- Task prompt:
In the material below, find how many lines contain the string "utbildningen". Write only that number.

— Start —

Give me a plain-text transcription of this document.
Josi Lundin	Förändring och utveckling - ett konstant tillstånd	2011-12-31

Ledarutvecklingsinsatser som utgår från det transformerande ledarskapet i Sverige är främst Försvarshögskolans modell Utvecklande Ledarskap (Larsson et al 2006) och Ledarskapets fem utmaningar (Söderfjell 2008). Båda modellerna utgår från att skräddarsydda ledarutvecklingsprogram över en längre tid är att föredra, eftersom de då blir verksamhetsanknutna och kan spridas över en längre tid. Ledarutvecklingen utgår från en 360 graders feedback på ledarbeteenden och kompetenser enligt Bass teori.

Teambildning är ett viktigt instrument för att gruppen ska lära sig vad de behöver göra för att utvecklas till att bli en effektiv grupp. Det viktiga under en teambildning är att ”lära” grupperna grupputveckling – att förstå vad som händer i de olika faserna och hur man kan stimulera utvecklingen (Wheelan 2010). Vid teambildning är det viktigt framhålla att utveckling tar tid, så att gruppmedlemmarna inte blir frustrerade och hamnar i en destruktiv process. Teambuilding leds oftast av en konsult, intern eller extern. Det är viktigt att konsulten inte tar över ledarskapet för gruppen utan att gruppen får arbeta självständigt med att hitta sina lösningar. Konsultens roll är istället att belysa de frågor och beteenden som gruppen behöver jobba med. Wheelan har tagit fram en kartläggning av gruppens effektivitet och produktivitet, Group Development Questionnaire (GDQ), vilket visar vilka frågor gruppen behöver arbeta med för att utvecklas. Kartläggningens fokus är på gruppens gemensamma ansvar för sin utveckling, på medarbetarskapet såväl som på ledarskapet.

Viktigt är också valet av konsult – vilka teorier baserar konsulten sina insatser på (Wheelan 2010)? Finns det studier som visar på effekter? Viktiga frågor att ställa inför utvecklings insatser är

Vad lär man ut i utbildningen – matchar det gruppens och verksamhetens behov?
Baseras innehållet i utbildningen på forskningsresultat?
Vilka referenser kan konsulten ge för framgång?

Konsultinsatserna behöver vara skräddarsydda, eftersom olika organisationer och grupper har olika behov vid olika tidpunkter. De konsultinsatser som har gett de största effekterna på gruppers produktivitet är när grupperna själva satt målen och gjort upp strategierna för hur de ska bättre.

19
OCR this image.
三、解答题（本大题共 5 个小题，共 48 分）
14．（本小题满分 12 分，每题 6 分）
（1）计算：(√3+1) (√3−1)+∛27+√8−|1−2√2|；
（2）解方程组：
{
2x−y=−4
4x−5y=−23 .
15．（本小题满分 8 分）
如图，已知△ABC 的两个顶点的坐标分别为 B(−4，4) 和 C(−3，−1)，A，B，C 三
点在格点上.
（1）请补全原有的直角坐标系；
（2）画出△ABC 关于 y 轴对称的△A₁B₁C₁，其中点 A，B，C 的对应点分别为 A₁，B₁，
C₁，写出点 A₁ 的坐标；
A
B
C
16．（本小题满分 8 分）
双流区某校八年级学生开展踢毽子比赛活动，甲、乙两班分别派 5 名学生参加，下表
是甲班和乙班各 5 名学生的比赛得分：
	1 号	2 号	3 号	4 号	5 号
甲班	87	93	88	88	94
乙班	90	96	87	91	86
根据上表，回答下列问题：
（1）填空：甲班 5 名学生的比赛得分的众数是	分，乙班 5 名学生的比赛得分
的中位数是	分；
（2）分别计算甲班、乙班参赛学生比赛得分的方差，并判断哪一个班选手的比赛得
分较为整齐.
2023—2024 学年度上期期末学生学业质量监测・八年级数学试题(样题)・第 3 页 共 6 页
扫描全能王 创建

— End —

- Reply:
2